Copy out, from the entries below, each line holding the string "this".

[Chart and figure data]

------------------------------------------------------------------------

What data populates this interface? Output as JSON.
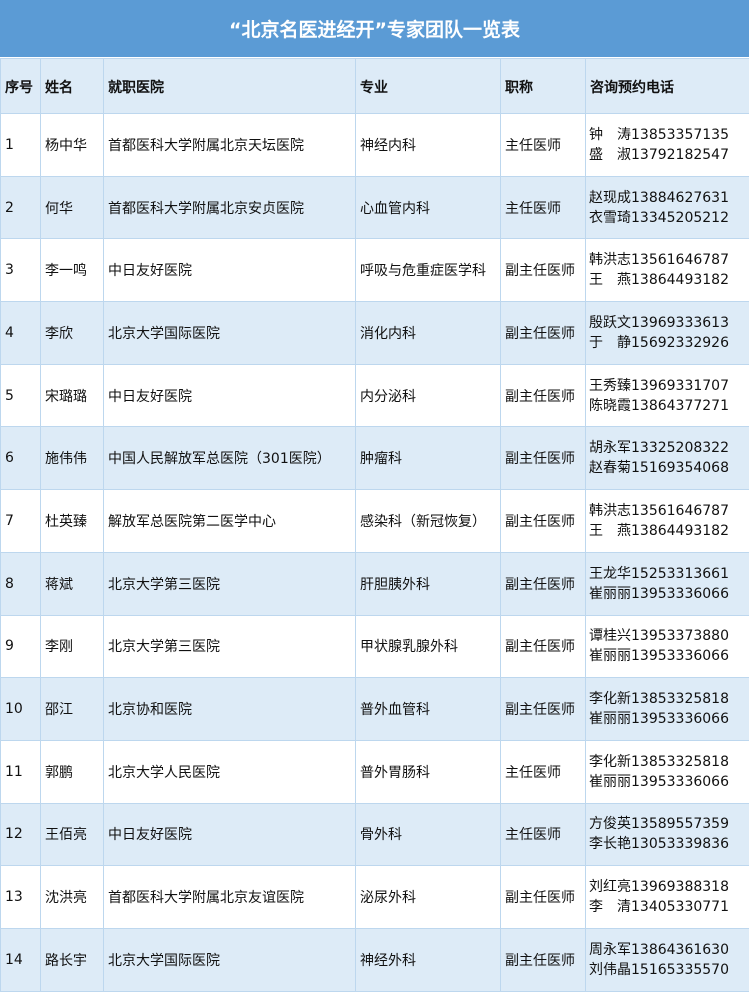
{
  "title": "“北京名医进经开”专家团队一览表",
  "headers": [
    "序号",
    "姓名",
    "就职医院",
    "专业",
    "职称",
    "咨询预约电话"
  ],
  "rows": [
    {
      "no": "1",
      "name": "杨中华",
      "hospital": "首都医科大学附属北京天坛医院",
      "specialty": "神经内科",
      "title": "主任医师",
      "phone1": "钟　涛13853357135",
      "phone2": "盛　淑13792182547"
    },
    {
      "no": "2",
      "name": "何华",
      "hospital": "首都医科大学附属北京安贞医院",
      "specialty": "心血管内科",
      "title": "主任医师",
      "phone1": "赵现成13884627631",
      "phone2": "衣雪琦13345205212"
    },
    {
      "no": "3",
      "name": "李一鸣",
      "hospital": "中日友好医院",
      "specialty": "呼吸与危重症医学科",
      "title": "副主任医师",
      "phone1": "韩洪志13561646787",
      "phone2": "王　燕13864493182"
    },
    {
      "no": "4",
      "name": "李欣",
      "hospital": "北京大学国际医院",
      "specialty": "消化内科",
      "title": "副主任医师",
      "phone1": "殷跃文13969333613",
      "phone2": "于　静15692332926"
    },
    {
      "no": "5",
      "name": "宋璐璐",
      "hospital": "中日友好医院",
      "specialty": "内分泌科",
      "title": "副主任医师",
      "phone1": "王秀臻13969331707",
      "phone2": "陈晓霞13864377271"
    },
    {
      "no": "6",
      "name": "施伟伟",
      "hospital": "中国人民解放军总医院（301医院）",
      "specialty": "肿瘤科",
      "title": "副主任医师",
      "phone1": "胡永军13325208322",
      "phone2": "赵春菊15169354068"
    },
    {
      "no": "7",
      "name": "杜英臻",
      "hospital": "解放军总医院第二医学中心",
      "specialty": "感染科（新冠恢复）",
      "title": "副主任医师",
      "phone1": "韩洪志13561646787",
      "phone2": "王　燕13864493182"
    },
    {
      "no": "8",
      "name": "蒋斌",
      "hospital": "北京大学第三医院",
      "specialty": "肝胆胰外科",
      "title": "副主任医师",
      "phone1": "王龙华15253313661",
      "phone2": "崔丽丽13953336066"
    },
    {
      "no": "9",
      "name": "李刚",
      "hospital": "北京大学第三医院",
      "specialty": "甲状腺乳腺外科",
      "title": "副主任医师",
      "phone1": "谭桂兴13953373880",
      "phone2": "崔丽丽13953336066"
    },
    {
      "no": "10",
      "name": "邵江",
      "hospital": "北京协和医院",
      "specialty": "普外血管科",
      "title": "副主任医师",
      "phone1": "李化新13853325818",
      "phone2": "崔丽丽13953336066"
    },
    {
      "no": "11",
      "name": "郭鹏",
      "hospital": "北京大学人民医院",
      "specialty": "普外胃肠科",
      "title": "主任医师",
      "phone1": "李化新13853325818",
      "phone2": "崔丽丽13953336066"
    },
    {
      "no": "12",
      "name": "王佰亮",
      "hospital": "中日友好医院",
      "specialty": "骨外科",
      "title": "主任医师",
      "phone1": "方俊英13589557359",
      "phone2": "李长艳13053339836"
    },
    {
      "no": "13",
      "name": "沈洪亮",
      "hospital": "首都医科大学附属北京友谊医院",
      "specialty": "泌尿外科",
      "title": "副主任医师",
      "phone1": "刘红亮13969388318",
      "phone2": "李　清13405330771"
    },
    {
      "no": "14",
      "name": "路长宇",
      "hospital": "北京大学国际医院",
      "specialty": "神经外科",
      "title": "副主任医师",
      "phone1": "周永军13864361630",
      "phone2": "刘伟晶15165335570"
    }
  ]
}
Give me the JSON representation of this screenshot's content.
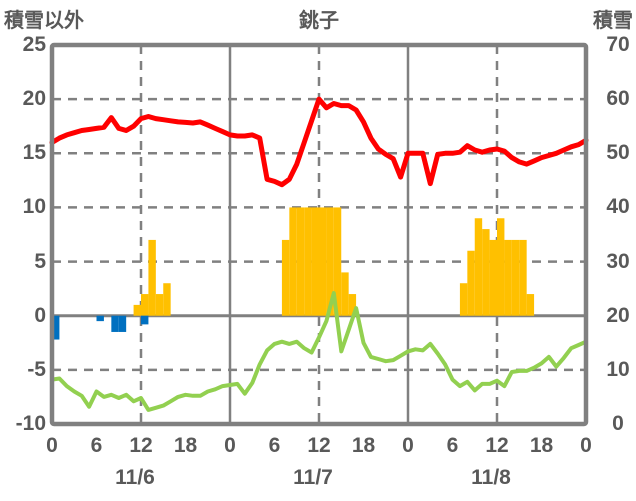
{
  "header": {
    "left_axis_title": "積雪以外",
    "station_title": "銚子",
    "right_axis_title": "積雪"
  },
  "colors": {
    "grid": "#808080",
    "text": "#595959",
    "background": "#FFFFFF",
    "red_line": "#FF0000",
    "green_line": "#92D050",
    "orange_bars": "#FFC000",
    "blue_bars": "#0070C0"
  },
  "chart_data": {
    "type": "line+bar",
    "title": "銚子",
    "left_axis": {
      "title": "積雪以外",
      "min": -10,
      "max": 25,
      "step": 5,
      "ticks": [
        25,
        20,
        15,
        10,
        5,
        0,
        -5,
        -10
      ]
    },
    "right_axis": {
      "title": "積雪",
      "min": 0,
      "max": 70,
      "step": 10,
      "ticks": [
        70,
        60,
        50,
        40,
        30,
        20,
        10,
        0
      ]
    },
    "x_axis": {
      "total_hours": 72,
      "hour_tick_step": 6,
      "tick_labels": [
        "0",
        "6",
        "12",
        "18",
        "0",
        "6",
        "12",
        "18",
        "0",
        "6",
        "12",
        "18",
        "0"
      ],
      "date_labels": [
        "11/6",
        "11/7",
        "11/8"
      ],
      "noon_dashed_hours": [
        12,
        36,
        60
      ],
      "day_boundary_hours": [
        24,
        48
      ]
    },
    "grid": {
      "horizontal_dashed_values": [
        20,
        15,
        10,
        5,
        -5
      ],
      "zero_line_value": 0
    },
    "series": [
      {
        "name": "red-line",
        "type": "line",
        "color": "#FF0000",
        "width": 5,
        "values": [
          16.0,
          16.4,
          16.7,
          16.9,
          17.1,
          17.2,
          17.3,
          17.4,
          18.3,
          17.3,
          17.1,
          17.5,
          18.2,
          18.4,
          18.2,
          18.1,
          18.0,
          17.9,
          17.85,
          17.8,
          17.9,
          17.6,
          17.3,
          17.0,
          16.7,
          16.6,
          16.6,
          16.7,
          16.4,
          12.6,
          12.4,
          12.1,
          12.6,
          14.0,
          16.0,
          18.0,
          20.0,
          19.2,
          19.6,
          19.4,
          19.4,
          19.0,
          17.9,
          16.4,
          15.4,
          14.9,
          14.5,
          12.8,
          15.0,
          15.0,
          15.0,
          12.2,
          14.9,
          15.0,
          15.0,
          15.1,
          15.7,
          15.3,
          15.1,
          15.3,
          15.4,
          15.2,
          14.6,
          14.2,
          14.0,
          14.3,
          14.6,
          14.8,
          15.0,
          15.3,
          15.6,
          15.8,
          16.2
        ]
      },
      {
        "name": "green-line",
        "type": "line",
        "color": "#92D050",
        "width": 4,
        "values": [
          -5.9,
          -5.8,
          -6.5,
          -7.0,
          -7.4,
          -8.4,
          -7.0,
          -7.5,
          -7.3,
          -7.6,
          -7.3,
          -7.9,
          -7.6,
          -8.7,
          -8.5,
          -8.3,
          -7.9,
          -7.5,
          -7.3,
          -7.4,
          -7.4,
          -7.0,
          -6.8,
          -6.5,
          -6.4,
          -6.3,
          -7.2,
          -6.2,
          -4.5,
          -3.2,
          -2.6,
          -2.4,
          -2.6,
          -2.4,
          -3.0,
          -3.4,
          -2.0,
          -0.5,
          2.1,
          -3.3,
          -1.3,
          0.7,
          -2.5,
          -3.8,
          -4.0,
          -4.2,
          -4.1,
          -3.7,
          -3.3,
          -3.1,
          -3.2,
          -2.6,
          -3.5,
          -4.5,
          -5.9,
          -6.5,
          -6.1,
          -6.9,
          -6.3,
          -6.3,
          -6.0,
          -6.5,
          -5.2,
          -5.1,
          -5.1,
          -4.8,
          -4.4,
          -3.8,
          -4.7,
          -3.9,
          -3.0,
          -2.7,
          -2.4
        ]
      },
      {
        "name": "orange-bars",
        "type": "bar",
        "color": "#FFC000",
        "bars": [
          {
            "hour": 11,
            "value": 1
          },
          {
            "hour": 12,
            "value": 2
          },
          {
            "hour": 13,
            "value": 7
          },
          {
            "hour": 14,
            "value": 2
          },
          {
            "hour": 15,
            "value": 3
          },
          {
            "hour": 31,
            "value": 7
          },
          {
            "hour": 32,
            "value": 10
          },
          {
            "hour": 33,
            "value": 10
          },
          {
            "hour": 34,
            "value": 10
          },
          {
            "hour": 35,
            "value": 10
          },
          {
            "hour": 36,
            "value": 10
          },
          {
            "hour": 37,
            "value": 10
          },
          {
            "hour": 38,
            "value": 10
          },
          {
            "hour": 39,
            "value": 4
          },
          {
            "hour": 40,
            "value": 2
          },
          {
            "hour": 55,
            "value": 3
          },
          {
            "hour": 56,
            "value": 6
          },
          {
            "hour": 57,
            "value": 9
          },
          {
            "hour": 58,
            "value": 8
          },
          {
            "hour": 59,
            "value": 7
          },
          {
            "hour": 60,
            "value": 9
          },
          {
            "hour": 61,
            "value": 7
          },
          {
            "hour": 62,
            "value": 7
          },
          {
            "hour": 63,
            "value": 7
          },
          {
            "hour": 64,
            "value": 2
          }
        ]
      },
      {
        "name": "blue-bars",
        "type": "bar",
        "color": "#0070C0",
        "bars": [
          {
            "hour": 0,
            "value": -2.2
          },
          {
            "hour": 6,
            "value": -0.5
          },
          {
            "hour": 8,
            "value": -1.5
          },
          {
            "hour": 9,
            "value": -1.5
          },
          {
            "hour": 12,
            "value": -0.8
          }
        ]
      }
    ]
  }
}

------------------------------------------------------------------------

**Full solution**
What data populates this interface? Output as JSON.
Give me the JSON representation of this screenshot's content.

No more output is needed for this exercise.